- [PROBLEM TO SOLVE]
Each entry below should be returned exactly as is, with the pictures removed.

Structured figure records
——————
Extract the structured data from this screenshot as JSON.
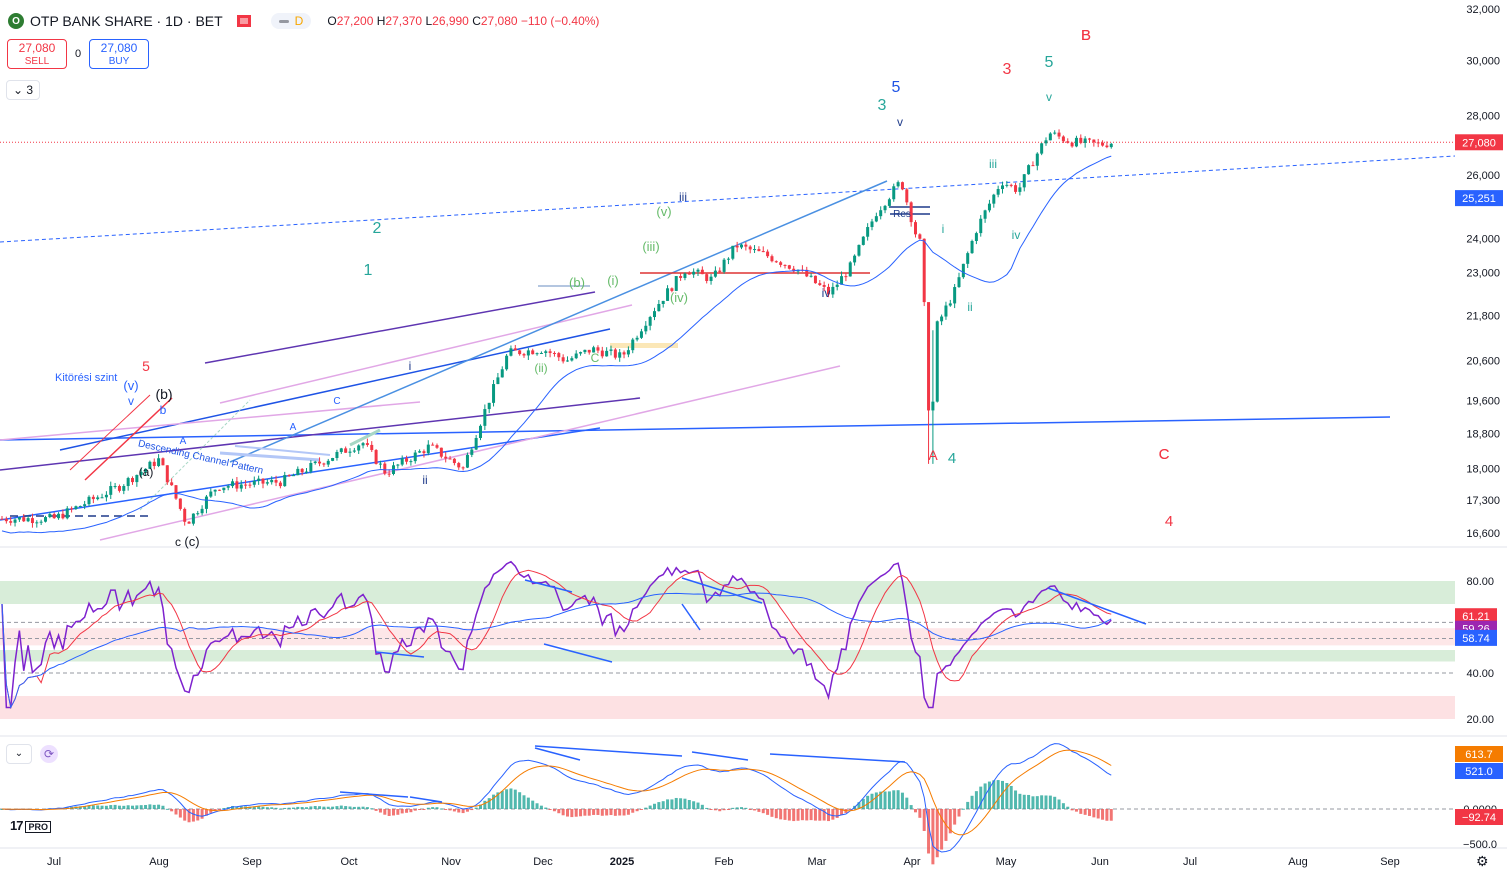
{
  "header": {
    "symbol": "OTP BANK SHARE · 1D · BET",
    "logo_letter": "O",
    "pill_letter": "D",
    "ohlc": {
      "o_label": "O",
      "o": "27,200",
      "h_label": "H",
      "h": "27,370",
      "l_label": "L",
      "l": "26,990",
      "c_label": "C",
      "c": "27,080",
      "change": "−110 (−0.40%)"
    }
  },
  "trade": {
    "sell_price": "27,080",
    "sell_label": "SELL",
    "spread": "0",
    "buy_price": "27,080",
    "buy_label": "BUY"
  },
  "collapse_label": "⌄ 3",
  "colors": {
    "up": "#089981",
    "down": "#f23645",
    "ma": "#2962ff",
    "rsi": "#7e22ce",
    "rsi_ma": "#f23645",
    "macd": "#2962ff",
    "signal": "#f57c00"
  },
  "icons": {
    "collapse": "chevron-down-icon",
    "refresh": "refresh-icon",
    "settings": "gear-icon",
    "logo": "tradingview-logo-icon"
  },
  "chart_data": [
    {
      "type": "candlestick",
      "pane": "price",
      "x_ticks": [
        "Jul",
        "Aug",
        "Sep",
        "Oct",
        "Nov",
        "Dec",
        "2025",
        "Feb",
        "Mar",
        "Apr",
        "May",
        "Jun",
        "Jul",
        "Aug",
        "Sep"
      ],
      "y_ticks": [
        "32,000",
        "30,000",
        "28,000",
        "26,000",
        "24,000",
        "23,000",
        "21,800",
        "20,600",
        "19,600",
        "18,800",
        "18,000",
        "17,300",
        "16,600"
      ],
      "path_points": [
        [
          "Jul-01",
          16900
        ],
        [
          "Jul-20",
          17600
        ],
        [
          "Aug-01",
          18200
        ],
        [
          "Aug-10",
          16800
        ],
        [
          "Aug-20",
          17600
        ],
        [
          "Sep-10",
          17700
        ],
        [
          "Oct-05",
          18600
        ],
        [
          "Oct-12",
          17900
        ],
        [
          "Oct-25",
          18500
        ],
        [
          "Nov-05",
          18000
        ],
        [
          "Nov-20",
          20800
        ],
        [
          "Dec-01",
          20900
        ],
        [
          "Dec-10",
          20600
        ],
        [
          "Dec-20",
          20900
        ],
        [
          "Jan-01",
          20700
        ],
        [
          "Jan-10",
          21900
        ],
        [
          "Jan-20",
          23100
        ],
        [
          "Jan-28",
          22800
        ],
        [
          "Feb-05",
          23800
        ],
        [
          "Feb-15",
          23500
        ],
        [
          "Feb-25",
          23100
        ],
        [
          "Mar-05",
          22400
        ],
        [
          "Mar-12",
          23200
        ],
        [
          "Mar-20",
          24800
        ],
        [
          "Mar-28",
          25800
        ],
        [
          "Apr-02",
          24200
        ],
        [
          "Apr-04",
          23800
        ],
        [
          "Apr-07",
          18300
        ],
        [
          "Apr-09",
          21500
        ],
        [
          "Apr-15",
          22500
        ],
        [
          "Apr-22",
          24300
        ],
        [
          "Apr-30",
          25800
        ],
        [
          "May-05",
          25500
        ],
        [
          "May-10",
          26500
        ],
        [
          "May-15",
          27400
        ],
        [
          "May-22",
          27100
        ],
        [
          "Jun-01",
          27000
        ],
        [
          "Jun-05",
          27080
        ]
      ],
      "last_price": "27,080",
      "ma_label": "25,251",
      "annotations": [
        "Kitörési szint",
        "(v)",
        "v",
        "5",
        "(b)",
        "b",
        "(a)",
        "A",
        "B",
        "C",
        "c",
        "(c)",
        "Descending Channel Pattern",
        "A",
        "i",
        "C",
        "ii",
        "2",
        "1",
        "(b)",
        "(i)",
        "(iii)",
        "(v)",
        "iii",
        "(iv)",
        "(ii)",
        "C",
        "3",
        "5",
        "v",
        "Res",
        "iv",
        "4",
        "A",
        "i",
        "ii",
        "iii",
        "iv",
        "v",
        "5",
        "3",
        "B",
        "C",
        "4"
      ]
    },
    {
      "type": "line",
      "pane": "rsi",
      "y_ticks": [
        "80.00",
        "40.00",
        "20.00"
      ],
      "value_labels": [
        "61.21",
        "59.26",
        "58.74"
      ],
      "bands": [
        [
          70,
          80
        ],
        [
          45,
          50
        ],
        [
          20,
          30
        ]
      ]
    },
    {
      "type": "histogram+line",
      "pane": "macd",
      "y_ticks": [
        "0.0000",
        "−500.0"
      ],
      "value_labels": [
        "613.7",
        "521.0",
        "−92.74"
      ]
    }
  ]
}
——————
- [RESULT OF THIS EXERCISE]
Extract the structured data from this screenshot as JSON.
{
  "header": {
    "symbol": "OTP BANK SHARE · 1D · BET",
    "logo_letter": "O",
    "pill_letter": "D",
    "ohlc": {
      "o_label": "O",
      "o": "27,200",
      "h_label": "H",
      "h": "27,370",
      "l_label": "L",
      "l": "26,990",
      "c_label": "C",
      "c": "27,080",
      "change": "−110 (−0.40%)"
    }
  },
  "trade": {
    "sell_price": "27,080",
    "sell_label": "SELL",
    "spread": "0",
    "buy_price": "27,080",
    "buy_label": "BUY"
  },
  "collapse_label": "⌄ 3",
  "colors": {
    "up": "#089981",
    "down": "#f23645",
    "ma": "#2962ff",
    "rsi": "#7e22ce",
    "rsi_ma": "#f23645",
    "macd": "#2962ff",
    "signal": "#f57c00"
  },
  "icons": {
    "collapse": "chevron-down-icon",
    "refresh": "refresh-icon",
    "settings": "gear-icon",
    "logo": "tradingview-logo-icon"
  },
  "chart_data": [
    {
      "type": "candlestick",
      "pane": "price",
      "x_ticks": [
        "Jul",
        "Aug",
        "Sep",
        "Oct",
        "Nov",
        "Dec",
        "2025",
        "Feb",
        "Mar",
        "Apr",
        "May",
        "Jun",
        "Jul",
        "Aug",
        "Sep"
      ],
      "y_ticks": [
        "32,000",
        "30,000",
        "28,000",
        "26,000",
        "24,000",
        "23,000",
        "21,800",
        "20,600",
        "19,600",
        "18,800",
        "18,000",
        "17,300",
        "16,600"
      ],
      "path_points": [
        [
          "Jul-01",
          16900
        ],
        [
          "Jul-20",
          17600
        ],
        [
          "Aug-01",
          18200
        ],
        [
          "Aug-10",
          16800
        ],
        [
          "Aug-20",
          17600
        ],
        [
          "Sep-10",
          17700
        ],
        [
          "Oct-05",
          18600
        ],
        [
          "Oct-12",
          17900
        ],
        [
          "Oct-25",
          18500
        ],
        [
          "Nov-05",
          18000
        ],
        [
          "Nov-20",
          20800
        ],
        [
          "Dec-01",
          20900
        ],
        [
          "Dec-10",
          20600
        ],
        [
          "Dec-20",
          20900
        ],
        [
          "Jan-01",
          20700
        ],
        [
          "Jan-10",
          21900
        ],
        [
          "Jan-20",
          23100
        ],
        [
          "Jan-28",
          22800
        ],
        [
          "Feb-05",
          23800
        ],
        [
          "Feb-15",
          23500
        ],
        [
          "Feb-25",
          23100
        ],
        [
          "Mar-05",
          22400
        ],
        [
          "Mar-12",
          23200
        ],
        [
          "Mar-20",
          24800
        ],
        [
          "Mar-28",
          25800
        ],
        [
          "Apr-02",
          24200
        ],
        [
          "Apr-04",
          23800
        ],
        [
          "Apr-07",
          18300
        ],
        [
          "Apr-09",
          21500
        ],
        [
          "Apr-15",
          22500
        ],
        [
          "Apr-22",
          24300
        ],
        [
          "Apr-30",
          25800
        ],
        [
          "May-05",
          25500
        ],
        [
          "May-10",
          26500
        ],
        [
          "May-15",
          27400
        ],
        [
          "May-22",
          27100
        ],
        [
          "Jun-01",
          27000
        ],
        [
          "Jun-05",
          27080
        ]
      ],
      "last_price": "27,080",
      "ma_label": "25,251",
      "annotations": [
        "Kitörési szint",
        "(v)",
        "v",
        "5",
        "(b)",
        "b",
        "(a)",
        "A",
        "B",
        "C",
        "c",
        "(c)",
        "Descending Channel Pattern",
        "A",
        "i",
        "C",
        "ii",
        "2",
        "1",
        "(b)",
        "(i)",
        "(iii)",
        "(v)",
        "iii",
        "(iv)",
        "(ii)",
        "C",
        "3",
        "5",
        "v",
        "Res",
        "iv",
        "4",
        "A",
        "i",
        "ii",
        "iii",
        "iv",
        "v",
        "5",
        "3",
        "B",
        "C",
        "4"
      ]
    },
    {
      "type": "line",
      "pane": "rsi",
      "y_ticks": [
        "80.00",
        "40.00",
        "20.00"
      ],
      "value_labels": [
        "61.21",
        "59.26",
        "58.74"
      ],
      "bands": [
        [
          70,
          80
        ],
        [
          45,
          50
        ],
        [
          20,
          30
        ]
      ]
    },
    {
      "type": "histogram+line",
      "pane": "macd",
      "y_ticks": [
        "0.0000",
        "−500.0"
      ],
      "value_labels": [
        "613.7",
        "521.0",
        "−92.74"
      ]
    }
  ]
}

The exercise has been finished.